**Exercise directions:**
From the entries below, copy every line that holds the word "authors".

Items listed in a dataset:
---+---
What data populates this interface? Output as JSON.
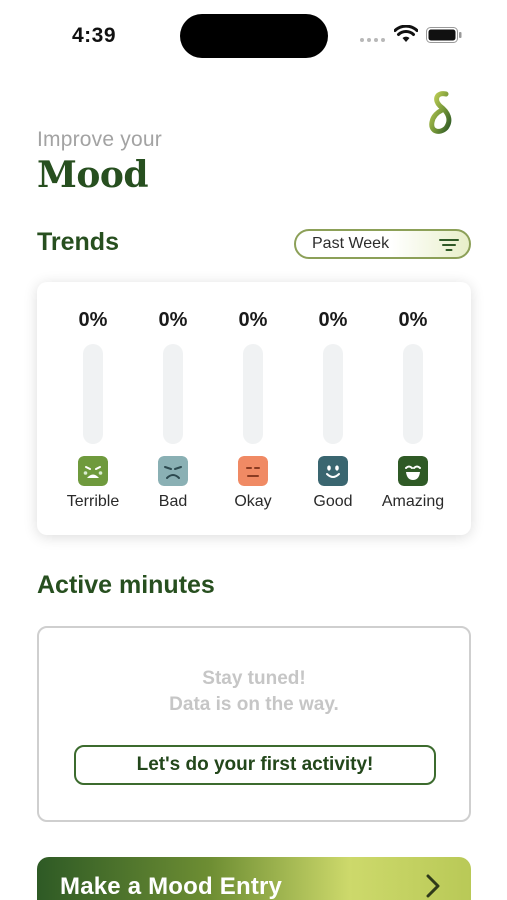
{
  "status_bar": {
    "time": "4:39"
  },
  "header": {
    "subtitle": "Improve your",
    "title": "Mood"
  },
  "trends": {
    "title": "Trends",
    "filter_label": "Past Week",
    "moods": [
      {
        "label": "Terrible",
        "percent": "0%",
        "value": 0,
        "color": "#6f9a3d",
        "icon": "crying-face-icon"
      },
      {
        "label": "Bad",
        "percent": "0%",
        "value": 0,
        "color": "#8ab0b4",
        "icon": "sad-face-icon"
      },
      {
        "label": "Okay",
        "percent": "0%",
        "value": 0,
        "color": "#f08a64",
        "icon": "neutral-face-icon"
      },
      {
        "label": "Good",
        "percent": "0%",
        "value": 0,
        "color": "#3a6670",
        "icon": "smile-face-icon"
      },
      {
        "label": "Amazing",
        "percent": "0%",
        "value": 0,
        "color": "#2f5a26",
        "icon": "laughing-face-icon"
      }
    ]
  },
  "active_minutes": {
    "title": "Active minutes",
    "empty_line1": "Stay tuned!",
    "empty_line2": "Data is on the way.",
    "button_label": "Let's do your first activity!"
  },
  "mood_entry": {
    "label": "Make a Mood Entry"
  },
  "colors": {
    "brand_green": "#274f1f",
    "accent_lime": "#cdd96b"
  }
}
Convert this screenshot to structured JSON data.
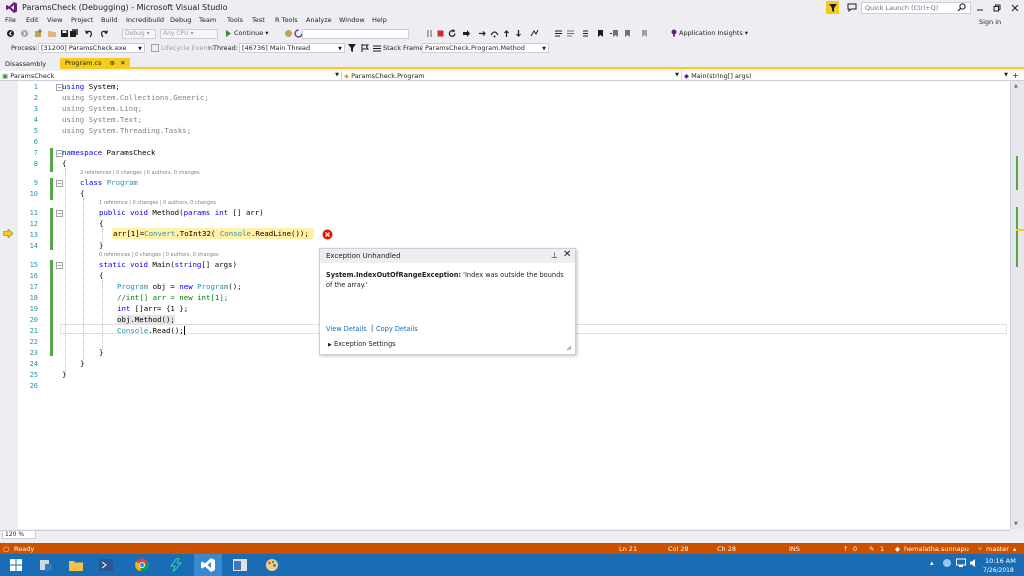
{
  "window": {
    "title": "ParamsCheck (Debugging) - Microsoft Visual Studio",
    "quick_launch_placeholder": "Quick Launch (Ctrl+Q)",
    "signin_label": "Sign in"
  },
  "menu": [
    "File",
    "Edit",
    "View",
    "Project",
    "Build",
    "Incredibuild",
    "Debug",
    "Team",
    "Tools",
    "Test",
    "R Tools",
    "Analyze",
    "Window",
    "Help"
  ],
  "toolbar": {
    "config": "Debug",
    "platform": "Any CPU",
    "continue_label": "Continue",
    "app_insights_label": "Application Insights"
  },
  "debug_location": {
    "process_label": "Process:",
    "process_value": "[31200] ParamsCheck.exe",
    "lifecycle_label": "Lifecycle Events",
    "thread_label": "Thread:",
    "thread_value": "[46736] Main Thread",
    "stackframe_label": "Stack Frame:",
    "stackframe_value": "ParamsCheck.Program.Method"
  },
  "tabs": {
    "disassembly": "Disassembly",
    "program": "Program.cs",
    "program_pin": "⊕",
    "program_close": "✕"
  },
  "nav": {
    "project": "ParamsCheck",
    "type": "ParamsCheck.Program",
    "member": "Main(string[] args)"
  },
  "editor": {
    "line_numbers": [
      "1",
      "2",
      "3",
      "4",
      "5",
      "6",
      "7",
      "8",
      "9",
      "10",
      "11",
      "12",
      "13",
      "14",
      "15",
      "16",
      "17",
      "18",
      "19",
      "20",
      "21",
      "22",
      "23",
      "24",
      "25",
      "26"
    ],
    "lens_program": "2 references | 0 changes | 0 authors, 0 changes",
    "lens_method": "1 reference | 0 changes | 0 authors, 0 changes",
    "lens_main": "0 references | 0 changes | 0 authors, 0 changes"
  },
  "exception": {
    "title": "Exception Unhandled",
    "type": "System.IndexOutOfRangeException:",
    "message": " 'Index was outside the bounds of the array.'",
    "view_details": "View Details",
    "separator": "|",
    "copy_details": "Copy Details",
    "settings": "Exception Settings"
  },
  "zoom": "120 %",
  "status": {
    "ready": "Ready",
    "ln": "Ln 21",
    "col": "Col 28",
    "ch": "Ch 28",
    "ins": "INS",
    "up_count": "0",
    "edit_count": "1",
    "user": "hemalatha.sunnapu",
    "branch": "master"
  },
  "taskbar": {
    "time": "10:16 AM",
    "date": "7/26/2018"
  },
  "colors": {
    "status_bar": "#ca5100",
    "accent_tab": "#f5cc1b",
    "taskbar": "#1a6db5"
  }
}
---+---
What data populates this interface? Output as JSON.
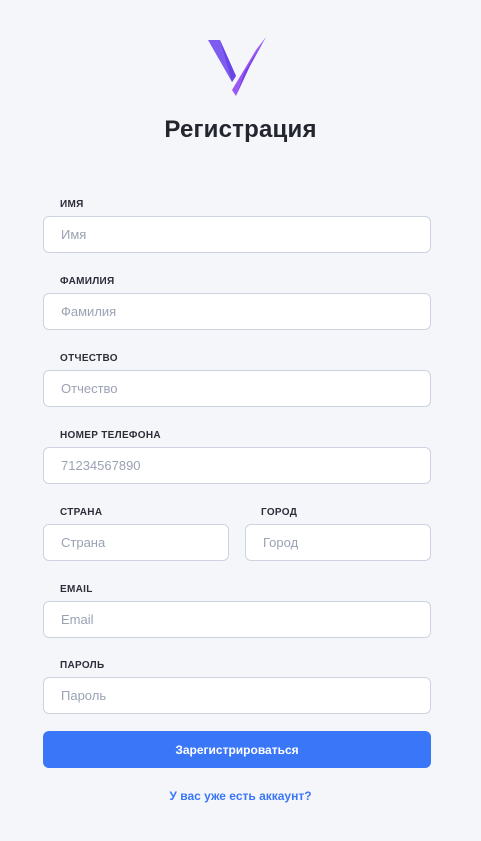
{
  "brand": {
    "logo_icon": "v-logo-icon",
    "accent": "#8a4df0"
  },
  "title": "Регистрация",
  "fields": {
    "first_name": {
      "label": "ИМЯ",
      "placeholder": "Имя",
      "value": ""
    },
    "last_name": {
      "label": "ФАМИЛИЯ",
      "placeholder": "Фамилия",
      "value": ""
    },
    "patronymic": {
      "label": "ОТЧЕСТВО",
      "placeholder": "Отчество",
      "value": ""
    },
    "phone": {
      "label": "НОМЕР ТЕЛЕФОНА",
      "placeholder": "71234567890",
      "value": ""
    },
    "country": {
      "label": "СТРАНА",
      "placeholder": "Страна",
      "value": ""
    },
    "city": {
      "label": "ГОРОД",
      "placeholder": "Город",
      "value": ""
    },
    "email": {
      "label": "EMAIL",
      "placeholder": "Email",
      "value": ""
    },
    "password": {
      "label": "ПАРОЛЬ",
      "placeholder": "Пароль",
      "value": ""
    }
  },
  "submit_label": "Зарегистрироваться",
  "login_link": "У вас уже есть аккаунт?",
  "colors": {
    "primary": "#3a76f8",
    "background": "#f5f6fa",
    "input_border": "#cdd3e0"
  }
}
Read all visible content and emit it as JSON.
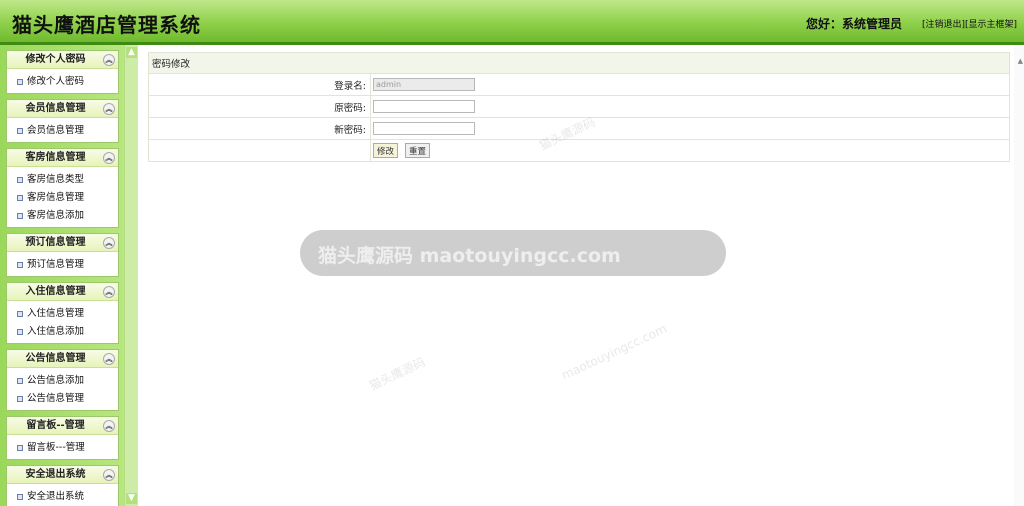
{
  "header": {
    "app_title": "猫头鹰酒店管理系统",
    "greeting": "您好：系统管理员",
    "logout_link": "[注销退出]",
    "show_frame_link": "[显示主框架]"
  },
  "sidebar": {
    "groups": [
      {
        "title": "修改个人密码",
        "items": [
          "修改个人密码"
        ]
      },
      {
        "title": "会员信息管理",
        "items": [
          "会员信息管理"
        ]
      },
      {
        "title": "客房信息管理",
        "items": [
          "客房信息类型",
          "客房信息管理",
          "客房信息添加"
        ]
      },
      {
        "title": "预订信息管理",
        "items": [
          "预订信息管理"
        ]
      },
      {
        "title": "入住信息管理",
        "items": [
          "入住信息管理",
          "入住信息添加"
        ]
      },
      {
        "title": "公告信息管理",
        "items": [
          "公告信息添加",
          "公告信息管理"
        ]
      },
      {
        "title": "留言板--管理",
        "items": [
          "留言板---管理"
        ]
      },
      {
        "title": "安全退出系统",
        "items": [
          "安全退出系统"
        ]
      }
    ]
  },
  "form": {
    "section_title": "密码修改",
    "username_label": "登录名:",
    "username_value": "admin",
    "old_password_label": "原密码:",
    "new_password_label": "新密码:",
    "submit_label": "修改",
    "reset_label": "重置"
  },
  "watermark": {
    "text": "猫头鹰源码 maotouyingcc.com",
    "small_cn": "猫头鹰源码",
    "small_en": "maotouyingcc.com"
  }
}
---+---
**Final result:**
    "lens_program": "2 references | 0 changes | 0 authors, 0 changes",
    "lens_method": "1 reference | 0 changes | 0 authors, 0 changes",
    "lens_main": "0 references | 0 changes | 0 authors, 0 changes"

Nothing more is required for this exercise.